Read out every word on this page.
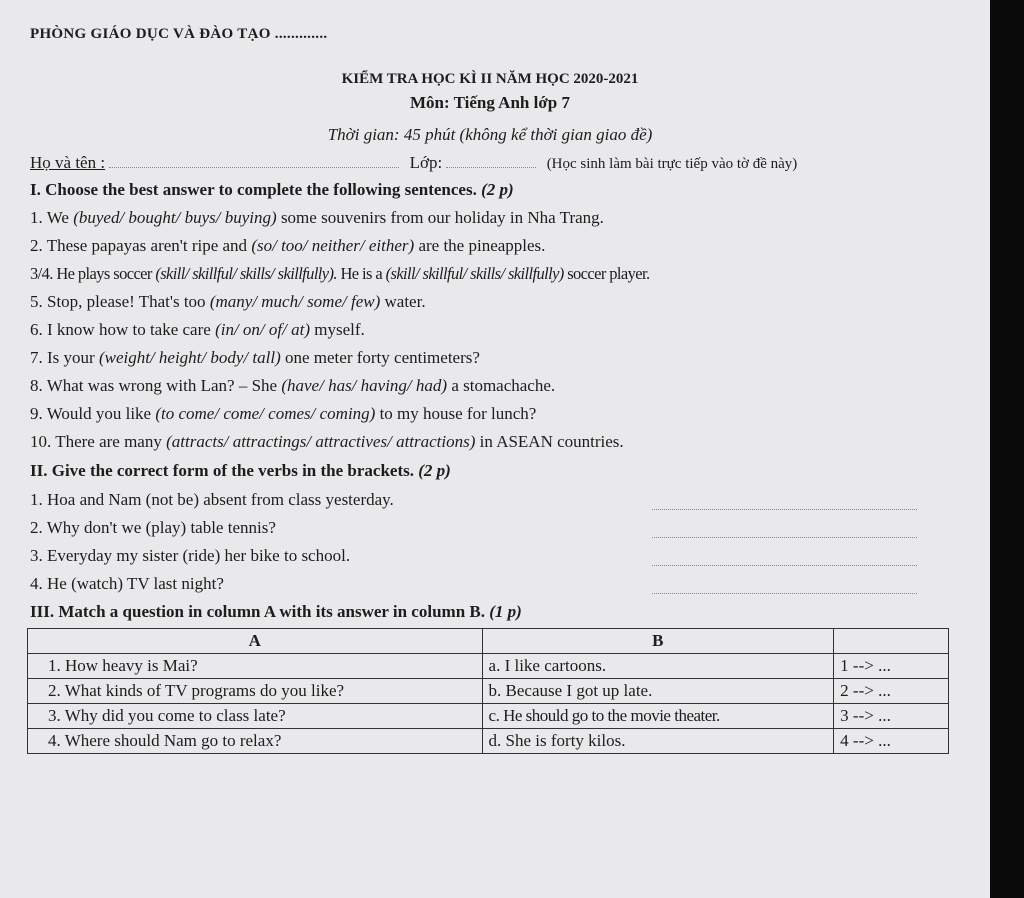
PHÒNG GIÁO DỤC VÀ ĐÀO TẠO .............
KIỂM TRA HỌC KÌ II NĂM HỌC 2020-2021
Môn: Tiếng Anh lớp 7
Thời gian: 45 phút (không kể thời gian giao đề)
Họ và tên :	Lớp:	(Học sinh làm bài trực tiếp vào tờ đề này)
I. Choose the best answer to complete the following sentences. (2 p)
1. We (buyed/ bought/ buys/ buying) some souvenirs from our holiday in Nha Trang.
2. These papayas aren't ripe and (so/ too/ neither/ either) are the pineapples.
3/4. He plays soccer (skill/ skillful/ skills/ skillfully). He is a (skill/ skillful/ skills/ skillfully) soccer player.
5. Stop, please! That's too (many/ much/ some/ few) water.
6. I know how to take care (in/ on/ of/ at) myself.
7. Is your (weight/ height/ body/ tall) one meter forty centimeters?
8. What was wrong with Lan? – She (have/ has/ having/ had) a stomachache.
9. Would you like (to come/ come/ comes/ coming) to my house for lunch?
10. There are many (attracts/ attractings/ attractives/ attractions) in ASEAN countries.
II. Give the correct form of the verbs in the brackets. (2 p)
1. Hoa and Nam (not be) absent from class yesterday.
2. Why don't we (play) table tennis?
3. Everyday my sister (ride) her bike to school.
4. He (watch) TV last night?
III. Match a question in column A with its answer in column B. (1 p)
A	B	
1. How heavy is Mai?	a. I like cartoons.	1 --> ...
2. What kinds of TV programs do you like?	b. Because I got up late.	2 --> ...
3. Why did you come to class late?	c. He should go to the movie theater.	3 --> ...
4. Where should Nam go to relax?	d. She is forty kilos.	4 --> ...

◆ WHAT IS EXPECTED:
Images should not appear in the copy; retype the listing above exactly.

◆ ANSWER FOR THIS EXERCISE:
Read out every word on this page.
PHÒNG GIÁO DỤC VÀ ĐÀO TẠO .............
KIỂM TRA HỌC KÌ II NĂM HỌC 2020-2021
Môn: Tiếng Anh lớp 7
Thời gian: 45 phút (không kể thời gian giao đề)
Họ và tên :	Lớp:	(Học sinh làm bài trực tiếp vào tờ đề này)
I. Choose the best answer to complete the following sentences. (2 p)
1. We (buyed/ bought/ buys/ buying) some souvenirs from our holiday in Nha Trang.
2. These papayas aren't ripe and (so/ too/ neither/ either) are the pineapples.
3/4. He plays soccer (skill/ skillful/ skills/ skillfully). He is a (skill/ skillful/ skills/ skillfully) soccer player.
5. Stop, please! That's too (many/ much/ some/ few) water.
6. I know how to take care (in/ on/ of/ at) myself.
7. Is your (weight/ height/ body/ tall) one meter forty centimeters?
8. What was wrong with Lan? – She (have/ has/ having/ had) a stomachache.
9. Would you like (to come/ come/ comes/ coming) to my house for lunch?
10. There are many (attracts/ attractings/ attractives/ attractions) in ASEAN countries.
II. Give the correct form of the verbs in the brackets. (2 p)
1. Hoa and Nam (not be) absent from class yesterday.
2. Why don't we (play) table tennis?
3. Everyday my sister (ride) her bike to school.
4. He (watch) TV last night?
III. Match a question in column A with its answer in column B. (1 p)
A	B	
1. How heavy is Mai?	a. I like cartoons.	1 --> ...
2. What kinds of TV programs do you like?	b. Because I got up late.	2 --> ...
3. Why did you come to class late?	c. He should go to the movie theater.	3 --> ...
4. Where should Nam go to relax?	d. She is forty kilos.	4 --> ...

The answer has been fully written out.